* **TASK OBJECTIVE**:
Would you transcribe the listing that follows, character for character, and omit its images?

* **DATASET CONTENT**:
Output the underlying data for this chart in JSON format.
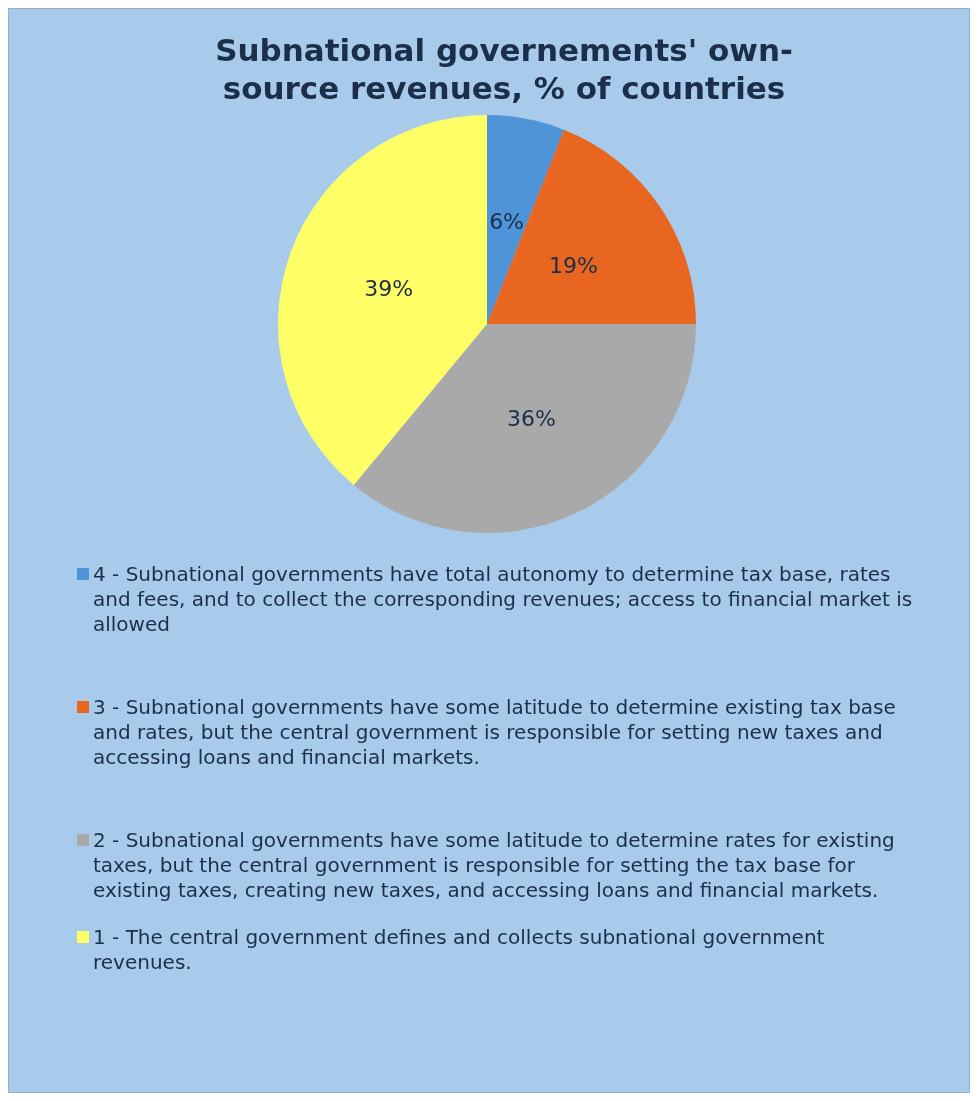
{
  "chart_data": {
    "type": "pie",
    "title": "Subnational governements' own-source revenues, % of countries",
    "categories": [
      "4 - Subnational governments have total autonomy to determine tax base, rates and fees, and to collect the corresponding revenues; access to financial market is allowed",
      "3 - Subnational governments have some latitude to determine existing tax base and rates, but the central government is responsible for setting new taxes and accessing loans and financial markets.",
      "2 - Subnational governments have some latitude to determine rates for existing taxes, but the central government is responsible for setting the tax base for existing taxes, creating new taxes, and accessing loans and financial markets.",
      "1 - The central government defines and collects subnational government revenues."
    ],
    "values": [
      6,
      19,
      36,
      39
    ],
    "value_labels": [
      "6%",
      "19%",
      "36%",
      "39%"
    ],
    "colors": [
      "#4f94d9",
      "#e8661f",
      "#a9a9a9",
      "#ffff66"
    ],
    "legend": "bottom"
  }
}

* **RESULT**:
Output the underlying data for this chart in JSON format.
{
  "chart_data": {
    "type": "pie",
    "title": "Subnational governements' own-source revenues, % of countries",
    "categories": [
      "4 - Subnational governments have total autonomy to determine tax base, rates and fees, and to collect the corresponding revenues; access to financial market is allowed",
      "3 - Subnational governments have some latitude to determine existing tax base and rates, but the central government is responsible for setting new taxes and accessing loans and financial markets.",
      "2 - Subnational governments have some latitude to determine rates for existing taxes, but the central government is responsible for setting the tax base for existing taxes, creating new taxes, and accessing loans and financial markets.",
      "1 - The central government defines and collects subnational government revenues."
    ],
    "values": [
      6,
      19,
      36,
      39
    ],
    "value_labels": [
      "6%",
      "19%",
      "36%",
      "39%"
    ],
    "colors": [
      "#4f94d9",
      "#e8661f",
      "#a9a9a9",
      "#ffff66"
    ],
    "legend": "bottom"
  }
}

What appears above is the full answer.